--- START OF Provided records ---
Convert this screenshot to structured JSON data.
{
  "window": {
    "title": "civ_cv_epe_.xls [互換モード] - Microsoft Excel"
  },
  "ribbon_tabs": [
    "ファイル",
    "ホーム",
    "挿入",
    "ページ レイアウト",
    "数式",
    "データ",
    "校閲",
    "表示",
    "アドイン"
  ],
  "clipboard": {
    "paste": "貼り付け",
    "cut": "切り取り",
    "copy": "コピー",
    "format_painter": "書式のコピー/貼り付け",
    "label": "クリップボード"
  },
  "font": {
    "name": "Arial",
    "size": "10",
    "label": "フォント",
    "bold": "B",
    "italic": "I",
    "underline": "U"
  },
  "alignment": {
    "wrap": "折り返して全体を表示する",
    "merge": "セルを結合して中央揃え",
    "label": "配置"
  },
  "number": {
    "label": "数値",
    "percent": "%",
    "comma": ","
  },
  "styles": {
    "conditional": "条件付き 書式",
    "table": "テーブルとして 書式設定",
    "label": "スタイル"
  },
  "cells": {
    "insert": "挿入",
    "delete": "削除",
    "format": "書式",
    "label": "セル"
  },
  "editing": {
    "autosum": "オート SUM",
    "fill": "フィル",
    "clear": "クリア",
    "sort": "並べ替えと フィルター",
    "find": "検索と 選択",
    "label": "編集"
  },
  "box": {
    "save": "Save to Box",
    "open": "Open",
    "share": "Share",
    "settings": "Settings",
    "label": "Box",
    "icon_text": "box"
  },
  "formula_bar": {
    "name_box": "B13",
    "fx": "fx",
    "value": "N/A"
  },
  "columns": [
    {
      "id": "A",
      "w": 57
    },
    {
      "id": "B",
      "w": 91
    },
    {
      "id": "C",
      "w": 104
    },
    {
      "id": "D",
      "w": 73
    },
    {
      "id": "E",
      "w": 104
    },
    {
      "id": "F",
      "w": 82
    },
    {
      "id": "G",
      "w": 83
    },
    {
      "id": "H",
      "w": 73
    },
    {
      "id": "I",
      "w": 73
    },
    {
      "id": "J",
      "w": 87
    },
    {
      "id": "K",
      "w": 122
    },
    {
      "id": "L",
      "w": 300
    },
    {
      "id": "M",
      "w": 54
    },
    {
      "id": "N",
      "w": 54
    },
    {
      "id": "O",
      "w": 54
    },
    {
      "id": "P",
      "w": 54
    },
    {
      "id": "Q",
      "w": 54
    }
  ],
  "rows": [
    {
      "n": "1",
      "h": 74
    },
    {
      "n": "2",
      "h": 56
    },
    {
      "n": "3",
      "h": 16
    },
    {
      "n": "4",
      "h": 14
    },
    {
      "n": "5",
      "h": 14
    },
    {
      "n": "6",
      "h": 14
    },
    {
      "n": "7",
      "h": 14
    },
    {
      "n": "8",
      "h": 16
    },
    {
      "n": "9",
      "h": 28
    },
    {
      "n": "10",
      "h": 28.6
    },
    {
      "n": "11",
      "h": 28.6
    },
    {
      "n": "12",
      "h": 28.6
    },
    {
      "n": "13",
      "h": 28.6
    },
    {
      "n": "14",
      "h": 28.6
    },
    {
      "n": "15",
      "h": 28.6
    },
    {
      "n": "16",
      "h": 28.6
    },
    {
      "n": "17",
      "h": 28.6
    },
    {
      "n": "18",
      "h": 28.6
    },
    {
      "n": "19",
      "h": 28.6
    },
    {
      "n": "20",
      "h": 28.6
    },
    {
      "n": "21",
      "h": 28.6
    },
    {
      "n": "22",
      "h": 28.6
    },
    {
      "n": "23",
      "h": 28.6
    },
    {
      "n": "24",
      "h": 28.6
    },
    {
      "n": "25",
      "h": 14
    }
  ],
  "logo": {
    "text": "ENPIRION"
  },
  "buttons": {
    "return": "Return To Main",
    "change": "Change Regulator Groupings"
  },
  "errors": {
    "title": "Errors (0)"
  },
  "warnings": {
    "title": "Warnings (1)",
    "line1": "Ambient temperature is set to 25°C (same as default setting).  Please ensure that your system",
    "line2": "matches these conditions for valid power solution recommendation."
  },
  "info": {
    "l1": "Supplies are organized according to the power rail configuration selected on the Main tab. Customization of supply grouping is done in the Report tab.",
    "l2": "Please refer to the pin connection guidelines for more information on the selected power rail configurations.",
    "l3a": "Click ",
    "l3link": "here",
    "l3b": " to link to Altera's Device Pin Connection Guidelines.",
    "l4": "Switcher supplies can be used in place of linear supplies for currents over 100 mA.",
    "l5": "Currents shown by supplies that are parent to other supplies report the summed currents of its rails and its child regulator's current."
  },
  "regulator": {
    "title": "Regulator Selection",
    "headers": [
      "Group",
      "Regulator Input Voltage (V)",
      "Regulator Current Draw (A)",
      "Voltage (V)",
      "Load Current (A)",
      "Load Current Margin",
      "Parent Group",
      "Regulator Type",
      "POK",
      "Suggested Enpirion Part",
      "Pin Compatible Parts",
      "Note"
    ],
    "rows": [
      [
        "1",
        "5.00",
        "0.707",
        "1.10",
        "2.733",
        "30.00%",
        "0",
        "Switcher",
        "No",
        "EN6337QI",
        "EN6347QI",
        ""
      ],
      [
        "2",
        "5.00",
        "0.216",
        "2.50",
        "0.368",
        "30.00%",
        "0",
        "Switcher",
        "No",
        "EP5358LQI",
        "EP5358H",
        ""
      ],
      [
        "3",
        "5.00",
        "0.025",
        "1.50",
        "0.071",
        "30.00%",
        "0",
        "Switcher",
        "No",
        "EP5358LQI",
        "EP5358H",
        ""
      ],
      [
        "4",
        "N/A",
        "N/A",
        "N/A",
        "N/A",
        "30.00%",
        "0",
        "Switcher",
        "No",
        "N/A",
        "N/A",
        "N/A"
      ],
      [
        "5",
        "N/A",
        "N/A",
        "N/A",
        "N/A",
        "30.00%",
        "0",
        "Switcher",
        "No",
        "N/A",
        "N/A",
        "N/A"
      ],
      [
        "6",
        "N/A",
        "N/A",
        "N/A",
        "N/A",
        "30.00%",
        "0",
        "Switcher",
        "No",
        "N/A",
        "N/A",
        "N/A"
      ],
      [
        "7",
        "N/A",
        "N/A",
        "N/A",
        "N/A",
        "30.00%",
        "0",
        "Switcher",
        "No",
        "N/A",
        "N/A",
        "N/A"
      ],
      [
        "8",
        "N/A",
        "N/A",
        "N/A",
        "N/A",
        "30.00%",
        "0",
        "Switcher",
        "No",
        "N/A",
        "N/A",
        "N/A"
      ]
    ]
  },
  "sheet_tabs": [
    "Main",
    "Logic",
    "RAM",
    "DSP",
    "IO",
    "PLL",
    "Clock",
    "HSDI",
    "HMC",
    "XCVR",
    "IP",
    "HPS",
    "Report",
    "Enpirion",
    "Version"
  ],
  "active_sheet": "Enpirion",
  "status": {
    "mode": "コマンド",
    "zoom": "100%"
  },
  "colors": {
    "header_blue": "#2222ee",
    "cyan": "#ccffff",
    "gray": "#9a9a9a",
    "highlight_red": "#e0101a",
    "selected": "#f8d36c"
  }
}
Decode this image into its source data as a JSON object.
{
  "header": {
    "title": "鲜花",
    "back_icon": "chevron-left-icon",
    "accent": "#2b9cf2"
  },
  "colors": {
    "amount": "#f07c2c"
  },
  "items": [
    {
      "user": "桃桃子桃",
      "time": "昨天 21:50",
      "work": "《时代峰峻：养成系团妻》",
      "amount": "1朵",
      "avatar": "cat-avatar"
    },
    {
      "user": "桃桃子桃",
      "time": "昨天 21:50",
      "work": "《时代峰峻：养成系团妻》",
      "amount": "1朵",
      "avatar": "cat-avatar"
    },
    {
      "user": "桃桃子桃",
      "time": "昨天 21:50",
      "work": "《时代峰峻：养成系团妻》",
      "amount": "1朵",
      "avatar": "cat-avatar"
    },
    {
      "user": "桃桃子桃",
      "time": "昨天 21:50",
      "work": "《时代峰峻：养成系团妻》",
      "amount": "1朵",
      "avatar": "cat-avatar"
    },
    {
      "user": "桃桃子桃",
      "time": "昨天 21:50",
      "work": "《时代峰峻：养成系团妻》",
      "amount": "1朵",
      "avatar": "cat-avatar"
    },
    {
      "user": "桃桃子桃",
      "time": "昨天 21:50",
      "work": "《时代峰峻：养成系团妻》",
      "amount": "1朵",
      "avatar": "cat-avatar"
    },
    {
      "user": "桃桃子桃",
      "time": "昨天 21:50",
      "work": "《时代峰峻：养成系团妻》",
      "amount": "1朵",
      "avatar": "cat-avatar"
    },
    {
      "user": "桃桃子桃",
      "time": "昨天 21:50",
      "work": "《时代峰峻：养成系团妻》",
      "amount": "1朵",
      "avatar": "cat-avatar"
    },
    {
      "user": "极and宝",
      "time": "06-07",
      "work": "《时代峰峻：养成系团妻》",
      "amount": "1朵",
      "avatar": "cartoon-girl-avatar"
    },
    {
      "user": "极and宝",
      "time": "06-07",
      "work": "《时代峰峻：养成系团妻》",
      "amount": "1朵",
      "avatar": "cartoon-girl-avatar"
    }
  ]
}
--- END OF Provided records ---
Given task: From the entries above, copy every line containing the word "貼り付け".

Answer to the problem:
    "paste": "貼り付け",
    "format_painter": "書式のコピー/貼り付け",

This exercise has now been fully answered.